# Written task
In the lines below, find the one that contains "What text is on this page?" and write it out exactly, along with every line that follows it.

# Data records

..............................

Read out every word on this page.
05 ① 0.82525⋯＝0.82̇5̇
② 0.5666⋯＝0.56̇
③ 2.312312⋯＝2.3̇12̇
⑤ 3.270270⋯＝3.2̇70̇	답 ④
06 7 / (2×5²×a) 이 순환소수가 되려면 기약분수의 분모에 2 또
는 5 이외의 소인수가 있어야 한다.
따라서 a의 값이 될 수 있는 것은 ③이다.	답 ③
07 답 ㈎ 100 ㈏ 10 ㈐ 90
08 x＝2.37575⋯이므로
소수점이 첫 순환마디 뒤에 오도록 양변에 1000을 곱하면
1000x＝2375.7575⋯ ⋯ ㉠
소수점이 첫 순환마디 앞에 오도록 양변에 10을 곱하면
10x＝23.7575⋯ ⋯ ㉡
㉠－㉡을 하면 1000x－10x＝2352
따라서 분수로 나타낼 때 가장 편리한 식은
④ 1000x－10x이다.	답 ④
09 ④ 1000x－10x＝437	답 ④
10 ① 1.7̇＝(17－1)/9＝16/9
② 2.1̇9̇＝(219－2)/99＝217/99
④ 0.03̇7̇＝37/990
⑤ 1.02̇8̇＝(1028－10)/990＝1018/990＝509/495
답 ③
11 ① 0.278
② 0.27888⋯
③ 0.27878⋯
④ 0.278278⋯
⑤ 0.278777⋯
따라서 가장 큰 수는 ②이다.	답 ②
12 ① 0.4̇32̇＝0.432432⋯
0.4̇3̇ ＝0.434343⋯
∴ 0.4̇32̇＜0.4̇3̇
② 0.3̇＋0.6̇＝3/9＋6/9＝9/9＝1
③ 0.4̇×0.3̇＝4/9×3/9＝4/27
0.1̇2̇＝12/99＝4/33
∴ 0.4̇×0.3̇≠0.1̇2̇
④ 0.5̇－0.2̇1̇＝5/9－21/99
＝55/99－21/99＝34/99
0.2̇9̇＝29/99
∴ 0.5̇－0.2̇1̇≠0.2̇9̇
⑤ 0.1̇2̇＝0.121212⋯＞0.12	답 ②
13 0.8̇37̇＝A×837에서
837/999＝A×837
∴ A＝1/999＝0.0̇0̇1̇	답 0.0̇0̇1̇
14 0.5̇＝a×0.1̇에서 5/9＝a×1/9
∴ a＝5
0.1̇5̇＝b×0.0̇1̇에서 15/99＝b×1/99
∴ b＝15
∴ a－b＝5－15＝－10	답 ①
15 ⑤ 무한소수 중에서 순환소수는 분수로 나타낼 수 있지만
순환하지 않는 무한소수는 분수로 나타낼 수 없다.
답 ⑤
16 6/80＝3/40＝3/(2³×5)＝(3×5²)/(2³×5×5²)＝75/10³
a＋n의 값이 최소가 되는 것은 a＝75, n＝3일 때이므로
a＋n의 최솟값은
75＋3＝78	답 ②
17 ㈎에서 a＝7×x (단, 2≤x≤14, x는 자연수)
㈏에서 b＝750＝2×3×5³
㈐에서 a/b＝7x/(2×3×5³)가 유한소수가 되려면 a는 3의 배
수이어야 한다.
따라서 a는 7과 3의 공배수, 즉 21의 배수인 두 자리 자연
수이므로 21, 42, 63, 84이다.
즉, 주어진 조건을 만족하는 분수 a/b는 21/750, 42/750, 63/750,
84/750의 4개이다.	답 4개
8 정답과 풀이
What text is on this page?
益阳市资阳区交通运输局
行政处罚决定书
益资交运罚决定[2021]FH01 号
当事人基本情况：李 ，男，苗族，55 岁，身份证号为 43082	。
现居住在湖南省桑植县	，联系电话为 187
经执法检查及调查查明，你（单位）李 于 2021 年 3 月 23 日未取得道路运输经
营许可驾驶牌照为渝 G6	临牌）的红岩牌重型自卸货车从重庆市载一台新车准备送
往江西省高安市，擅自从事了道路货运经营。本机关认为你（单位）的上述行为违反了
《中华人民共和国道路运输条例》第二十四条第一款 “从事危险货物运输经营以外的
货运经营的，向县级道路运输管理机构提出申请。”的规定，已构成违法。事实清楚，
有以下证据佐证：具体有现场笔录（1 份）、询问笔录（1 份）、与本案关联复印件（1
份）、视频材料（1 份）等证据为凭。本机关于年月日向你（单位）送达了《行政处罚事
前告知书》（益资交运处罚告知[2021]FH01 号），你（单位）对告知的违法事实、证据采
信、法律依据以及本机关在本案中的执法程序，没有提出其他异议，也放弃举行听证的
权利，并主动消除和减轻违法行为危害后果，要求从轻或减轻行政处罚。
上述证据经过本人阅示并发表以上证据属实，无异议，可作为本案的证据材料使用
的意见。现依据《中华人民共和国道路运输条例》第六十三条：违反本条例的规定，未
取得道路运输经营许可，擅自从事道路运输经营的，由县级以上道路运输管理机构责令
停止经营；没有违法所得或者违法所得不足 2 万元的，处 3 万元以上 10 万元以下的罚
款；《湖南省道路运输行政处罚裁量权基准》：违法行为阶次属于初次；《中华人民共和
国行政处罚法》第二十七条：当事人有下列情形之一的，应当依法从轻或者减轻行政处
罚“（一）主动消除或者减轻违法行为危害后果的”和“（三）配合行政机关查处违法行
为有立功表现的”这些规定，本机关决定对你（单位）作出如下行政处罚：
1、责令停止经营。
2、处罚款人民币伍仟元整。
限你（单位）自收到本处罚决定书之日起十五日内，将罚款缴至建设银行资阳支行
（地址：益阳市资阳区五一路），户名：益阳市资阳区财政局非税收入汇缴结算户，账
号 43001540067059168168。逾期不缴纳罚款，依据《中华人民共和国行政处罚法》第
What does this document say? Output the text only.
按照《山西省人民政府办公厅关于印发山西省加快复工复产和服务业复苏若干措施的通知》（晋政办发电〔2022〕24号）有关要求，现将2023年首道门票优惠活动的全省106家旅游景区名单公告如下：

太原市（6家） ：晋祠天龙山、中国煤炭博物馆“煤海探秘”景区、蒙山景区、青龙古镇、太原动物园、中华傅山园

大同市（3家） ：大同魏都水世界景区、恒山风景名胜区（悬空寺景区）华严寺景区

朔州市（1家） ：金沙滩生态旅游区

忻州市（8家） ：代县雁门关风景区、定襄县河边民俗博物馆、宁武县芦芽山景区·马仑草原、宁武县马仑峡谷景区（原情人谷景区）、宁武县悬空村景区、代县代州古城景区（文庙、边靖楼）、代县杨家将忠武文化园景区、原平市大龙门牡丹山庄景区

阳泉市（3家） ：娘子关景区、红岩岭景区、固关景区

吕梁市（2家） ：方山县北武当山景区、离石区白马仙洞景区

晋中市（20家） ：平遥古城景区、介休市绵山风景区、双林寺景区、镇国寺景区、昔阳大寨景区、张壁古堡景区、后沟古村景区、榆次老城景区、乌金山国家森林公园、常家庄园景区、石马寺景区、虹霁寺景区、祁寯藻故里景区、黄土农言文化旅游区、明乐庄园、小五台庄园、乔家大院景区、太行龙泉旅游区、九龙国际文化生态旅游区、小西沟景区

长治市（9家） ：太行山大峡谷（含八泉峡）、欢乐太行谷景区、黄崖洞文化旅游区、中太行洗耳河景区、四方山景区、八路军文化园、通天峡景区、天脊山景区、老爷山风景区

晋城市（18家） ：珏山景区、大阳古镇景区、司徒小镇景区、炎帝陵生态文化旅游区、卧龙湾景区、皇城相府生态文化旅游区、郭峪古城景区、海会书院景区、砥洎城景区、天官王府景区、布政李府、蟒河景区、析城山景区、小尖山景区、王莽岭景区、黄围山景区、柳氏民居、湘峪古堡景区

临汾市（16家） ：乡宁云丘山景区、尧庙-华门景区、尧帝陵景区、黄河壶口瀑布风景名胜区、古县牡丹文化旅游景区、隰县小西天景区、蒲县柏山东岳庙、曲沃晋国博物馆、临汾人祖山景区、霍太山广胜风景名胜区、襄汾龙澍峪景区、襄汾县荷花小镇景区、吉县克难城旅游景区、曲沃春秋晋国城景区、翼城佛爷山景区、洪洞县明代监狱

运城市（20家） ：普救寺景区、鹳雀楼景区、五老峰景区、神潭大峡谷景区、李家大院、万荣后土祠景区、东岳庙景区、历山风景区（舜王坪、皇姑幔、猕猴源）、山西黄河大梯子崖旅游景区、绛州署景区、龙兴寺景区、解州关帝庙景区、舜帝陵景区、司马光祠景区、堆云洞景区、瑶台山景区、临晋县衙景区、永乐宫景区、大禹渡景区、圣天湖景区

..............................

# Task solution
What text is on this page?
益阳市资阳区交通运输局
行政处罚决定书
益资交运罚决定[2021]FH01 号
当事人基本情况：李 ，男，苗族，55 岁，身份证号为 43082	。
现居住在湖南省桑植县	，联系电话为 187
经执法检查及调查查明，你（单位）李 于 2021 年 3 月 23 日未取得道路运输经
营许可驾驶牌照为渝 G6	临牌）的红岩牌重型自卸货车从重庆市载一台新车准备送
往江西省高安市，擅自从事了道路货运经营。本机关认为你（单位）的上述行为违反了
《中华人民共和国道路运输条例》第二十四条第一款 “从事危险货物运输经营以外的
货运经营的，向县级道路运输管理机构提出申请。”的规定，已构成违法。事实清楚，
有以下证据佐证：具体有现场笔录（1 份）、询问笔录（1 份）、与本案关联复印件（1
份）、视频材料（1 份）等证据为凭。本机关于年月日向你（单位）送达了《行政处罚事
前告知书》（益资交运处罚告知[2021]FH01 号），你（单位）对告知的违法事实、证据采
信、法律依据以及本机关在本案中的执法程序，没有提出其他异议，也放弃举行听证的
权利，并主动消除和减轻违法行为危害后果，要求从轻或减轻行政处罚。
上述证据经过本人阅示并发表以上证据属实，无异议，可作为本案的证据材料使用
的意见。现依据《中华人民共和国道路运输条例》第六十三条：违反本条例的规定，未
取得道路运输经营许可，擅自从事道路运输经营的，由县级以上道路运输管理机构责令
停止经营；没有违法所得或者违法所得不足 2 万元的，处 3 万元以上 10 万元以下的罚
款；《湖南省道路运输行政处罚裁量权基准》：违法行为阶次属于初次；《中华人民共和
国行政处罚法》第二十七条：当事人有下列情形之一的，应当依法从轻或者减轻行政处
罚“（一）主动消除或者减轻违法行为危害后果的”和“（三）配合行政机关查处违法行
为有立功表现的”这些规定，本机关决定对你（单位）作出如下行政处罚：
1、责令停止经营。
2、处罚款人民币伍仟元整。
限你（单位）自收到本处罚决定书之日起十五日内，将罚款缴至建设银行资阳支行
（地址：益阳市资阳区五一路），户名：益阳市资阳区财政局非税收入汇缴结算户，账
号 43001540067059168168。逾期不缴纳罚款，依据《中华人民共和国行政处罚法》第
What does this document say? Output the text only.
按照《山西省人民政府办公厅关于印发山西省加快复工复产和服务业复苏若干措施的通知》（晋政办发电〔2022〕24号）有关要求，现将2023年首道门票优惠活动的全省106家旅游景区名单公告如下：

太原市（6家） ：晋祠天龙山、中国煤炭博物馆“煤海探秘”景区、蒙山景区、青龙古镇、太原动物园、中华傅山园

大同市（3家） ：大同魏都水世界景区、恒山风景名胜区（悬空寺景区）华严寺景区

朔州市（1家） ：金沙滩生态旅游区

忻州市（8家） ：代县雁门关风景区、定襄县河边民俗博物馆、宁武县芦芽山景区·马仑草原、宁武县马仑峡谷景区（原情人谷景区）、宁武县悬空村景区、代县代州古城景区（文庙、边靖楼）、代县杨家将忠武文化园景区、原平市大龙门牡丹山庄景区

阳泉市（3家） ：娘子关景区、红岩岭景区、固关景区

吕梁市（2家） ：方山县北武当山景区、离石区白马仙洞景区

晋中市（20家） ：平遥古城景区、介休市绵山风景区、双林寺景区、镇国寺景区、昔阳大寨景区、张壁古堡景区、后沟古村景区、榆次老城景区、乌金山国家森林公园、常家庄园景区、石马寺景区、虹霁寺景区、祁寯藻故里景区、黄土农言文化旅游区、明乐庄园、小五台庄园、乔家大院景区、太行龙泉旅游区、九龙国际文化生态旅游区、小西沟景区

长治市（9家） ：太行山大峡谷（含八泉峡）、欢乐太行谷景区、黄崖洞文化旅游区、中太行洗耳河景区、四方山景区、八路军文化园、通天峡景区、天脊山景区、老爷山风景区

晋城市（18家） ：珏山景区、大阳古镇景区、司徒小镇景区、炎帝陵生态文化旅游区、卧龙湾景区、皇城相府生态文化旅游区、郭峪古城景区、海会书院景区、砥洎城景区、天官王府景区、布政李府、蟒河景区、析城山景区、小尖山景区、王莽岭景区、黄围山景区、柳氏民居、湘峪古堡景区

临汾市（16家） ：乡宁云丘山景区、尧庙-华门景区、尧帝陵景区、黄河壶口瀑布风景名胜区、古县牡丹文化旅游景区、隰县小西天景区、蒲县柏山东岳庙、曲沃晋国博物馆、临汾人祖山景区、霍太山广胜风景名胜区、襄汾龙澍峪景区、襄汾县荷花小镇景区、吉县克难城旅游景区、曲沃春秋晋国城景区、翼城佛爷山景区、洪洞县明代监狱

运城市（20家） ：普救寺景区、鹳雀楼景区、五老峰景区、神潭大峡谷景区、李家大院、万荣后土祠景区、东岳庙景区、历山风景区（舜王坪、皇姑幔、猕猴源）、山西黄河大梯子崖旅游景区、绛州署景区、龙兴寺景区、解州关帝庙景区、舜帝陵景区、司马光祠景区、堆云洞景区、瑶台山景区、临晋县衙景区、永乐宫景区、大禹渡景区、圣天湖景区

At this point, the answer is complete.